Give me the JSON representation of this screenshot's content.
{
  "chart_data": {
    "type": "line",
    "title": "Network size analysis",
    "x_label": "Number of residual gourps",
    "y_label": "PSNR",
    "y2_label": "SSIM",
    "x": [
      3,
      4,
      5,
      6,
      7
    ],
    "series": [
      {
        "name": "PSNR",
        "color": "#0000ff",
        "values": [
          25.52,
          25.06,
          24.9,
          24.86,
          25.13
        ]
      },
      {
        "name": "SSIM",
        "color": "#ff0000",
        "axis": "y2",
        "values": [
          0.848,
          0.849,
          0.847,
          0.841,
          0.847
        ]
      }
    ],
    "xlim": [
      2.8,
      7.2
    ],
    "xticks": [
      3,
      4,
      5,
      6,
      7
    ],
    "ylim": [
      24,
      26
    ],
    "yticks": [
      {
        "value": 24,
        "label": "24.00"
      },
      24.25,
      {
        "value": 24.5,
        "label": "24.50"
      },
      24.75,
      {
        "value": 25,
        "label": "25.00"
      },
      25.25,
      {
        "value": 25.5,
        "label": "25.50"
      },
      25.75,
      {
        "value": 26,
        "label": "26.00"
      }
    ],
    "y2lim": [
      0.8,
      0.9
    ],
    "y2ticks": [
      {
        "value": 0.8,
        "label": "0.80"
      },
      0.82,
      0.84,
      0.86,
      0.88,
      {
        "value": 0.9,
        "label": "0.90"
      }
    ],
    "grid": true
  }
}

--

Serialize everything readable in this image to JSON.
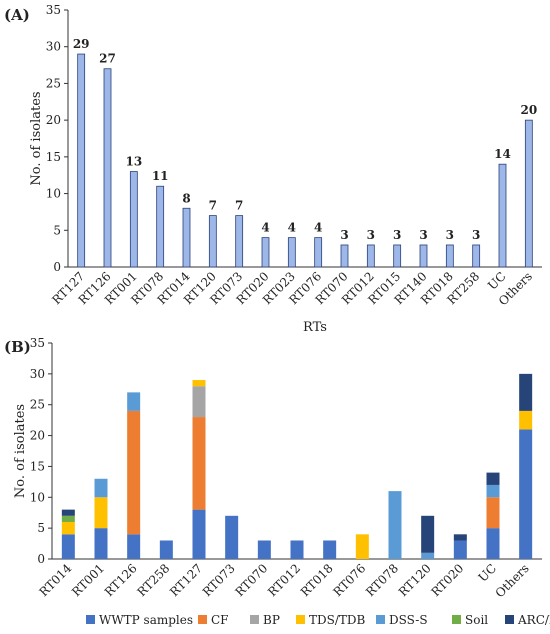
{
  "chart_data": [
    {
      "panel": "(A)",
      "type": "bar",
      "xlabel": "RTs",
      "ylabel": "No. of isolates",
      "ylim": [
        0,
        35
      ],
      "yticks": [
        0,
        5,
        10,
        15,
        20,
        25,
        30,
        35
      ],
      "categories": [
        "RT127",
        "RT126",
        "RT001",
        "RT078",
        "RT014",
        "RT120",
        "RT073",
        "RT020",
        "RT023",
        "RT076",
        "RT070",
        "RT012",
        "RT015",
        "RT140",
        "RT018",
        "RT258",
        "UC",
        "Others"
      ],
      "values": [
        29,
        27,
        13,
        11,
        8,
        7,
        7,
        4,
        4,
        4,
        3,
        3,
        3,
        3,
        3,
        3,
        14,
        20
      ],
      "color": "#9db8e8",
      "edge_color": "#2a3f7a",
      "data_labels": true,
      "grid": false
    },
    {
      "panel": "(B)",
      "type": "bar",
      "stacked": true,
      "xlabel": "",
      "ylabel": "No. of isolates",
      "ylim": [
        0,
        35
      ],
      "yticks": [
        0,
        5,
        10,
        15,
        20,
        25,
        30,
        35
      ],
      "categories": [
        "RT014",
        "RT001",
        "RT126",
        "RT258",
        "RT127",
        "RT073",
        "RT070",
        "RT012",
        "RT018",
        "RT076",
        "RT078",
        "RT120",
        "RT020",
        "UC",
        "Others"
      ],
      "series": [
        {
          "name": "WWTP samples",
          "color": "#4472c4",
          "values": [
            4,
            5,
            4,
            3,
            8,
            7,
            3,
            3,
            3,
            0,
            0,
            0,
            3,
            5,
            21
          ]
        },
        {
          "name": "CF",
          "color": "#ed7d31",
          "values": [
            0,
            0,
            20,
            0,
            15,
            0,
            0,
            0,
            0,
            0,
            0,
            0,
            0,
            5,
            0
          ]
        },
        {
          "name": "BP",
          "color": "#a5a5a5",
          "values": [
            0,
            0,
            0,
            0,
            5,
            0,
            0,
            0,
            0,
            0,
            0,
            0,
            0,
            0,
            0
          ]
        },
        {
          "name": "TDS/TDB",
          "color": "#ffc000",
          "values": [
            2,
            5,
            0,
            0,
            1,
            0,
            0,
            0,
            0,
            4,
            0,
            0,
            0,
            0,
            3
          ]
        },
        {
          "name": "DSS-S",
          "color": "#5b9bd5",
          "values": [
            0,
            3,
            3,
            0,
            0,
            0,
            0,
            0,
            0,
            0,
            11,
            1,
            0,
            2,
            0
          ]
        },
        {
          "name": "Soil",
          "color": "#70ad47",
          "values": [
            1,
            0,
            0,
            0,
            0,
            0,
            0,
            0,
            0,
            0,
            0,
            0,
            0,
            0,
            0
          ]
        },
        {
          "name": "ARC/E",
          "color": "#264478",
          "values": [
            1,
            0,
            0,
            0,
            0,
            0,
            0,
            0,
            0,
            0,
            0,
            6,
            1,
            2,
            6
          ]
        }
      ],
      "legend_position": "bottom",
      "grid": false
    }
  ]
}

--

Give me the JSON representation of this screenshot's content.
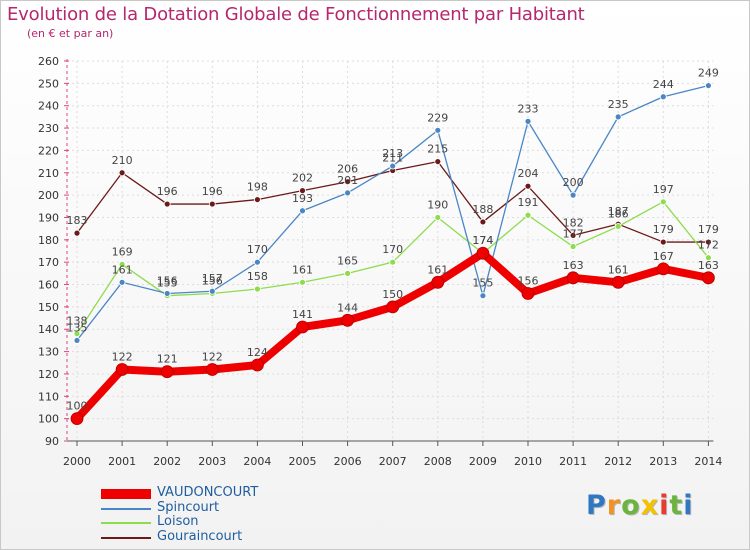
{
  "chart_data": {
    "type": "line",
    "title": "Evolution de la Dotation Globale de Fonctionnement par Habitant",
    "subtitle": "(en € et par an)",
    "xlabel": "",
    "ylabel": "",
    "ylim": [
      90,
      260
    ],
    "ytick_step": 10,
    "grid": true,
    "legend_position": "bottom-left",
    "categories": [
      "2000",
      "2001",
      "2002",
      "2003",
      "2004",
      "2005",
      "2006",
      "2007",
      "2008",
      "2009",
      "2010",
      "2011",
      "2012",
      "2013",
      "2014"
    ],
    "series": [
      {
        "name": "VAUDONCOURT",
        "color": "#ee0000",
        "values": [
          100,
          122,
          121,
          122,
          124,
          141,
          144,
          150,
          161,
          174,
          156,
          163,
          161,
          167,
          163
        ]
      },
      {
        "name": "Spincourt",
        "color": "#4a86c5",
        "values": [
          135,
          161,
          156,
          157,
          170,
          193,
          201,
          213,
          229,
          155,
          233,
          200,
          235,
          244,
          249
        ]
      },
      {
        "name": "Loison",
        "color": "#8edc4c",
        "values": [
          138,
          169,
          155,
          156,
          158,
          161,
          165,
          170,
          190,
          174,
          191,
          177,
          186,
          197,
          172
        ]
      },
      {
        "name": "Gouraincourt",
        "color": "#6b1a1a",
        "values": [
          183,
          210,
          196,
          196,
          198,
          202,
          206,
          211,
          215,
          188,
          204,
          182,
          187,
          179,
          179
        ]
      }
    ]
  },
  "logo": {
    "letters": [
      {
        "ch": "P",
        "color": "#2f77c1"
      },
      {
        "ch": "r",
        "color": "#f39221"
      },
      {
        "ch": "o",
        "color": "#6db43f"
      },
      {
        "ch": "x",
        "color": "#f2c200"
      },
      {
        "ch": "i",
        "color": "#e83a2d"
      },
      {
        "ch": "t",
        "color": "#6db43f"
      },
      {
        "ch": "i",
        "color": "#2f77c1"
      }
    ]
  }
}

Exercise objective: Among the entries above, identify all lines with "true" and copy them.

Task output:
    "grid": true
      "data_labels": true,
      "stacked": true,
    "grid": true,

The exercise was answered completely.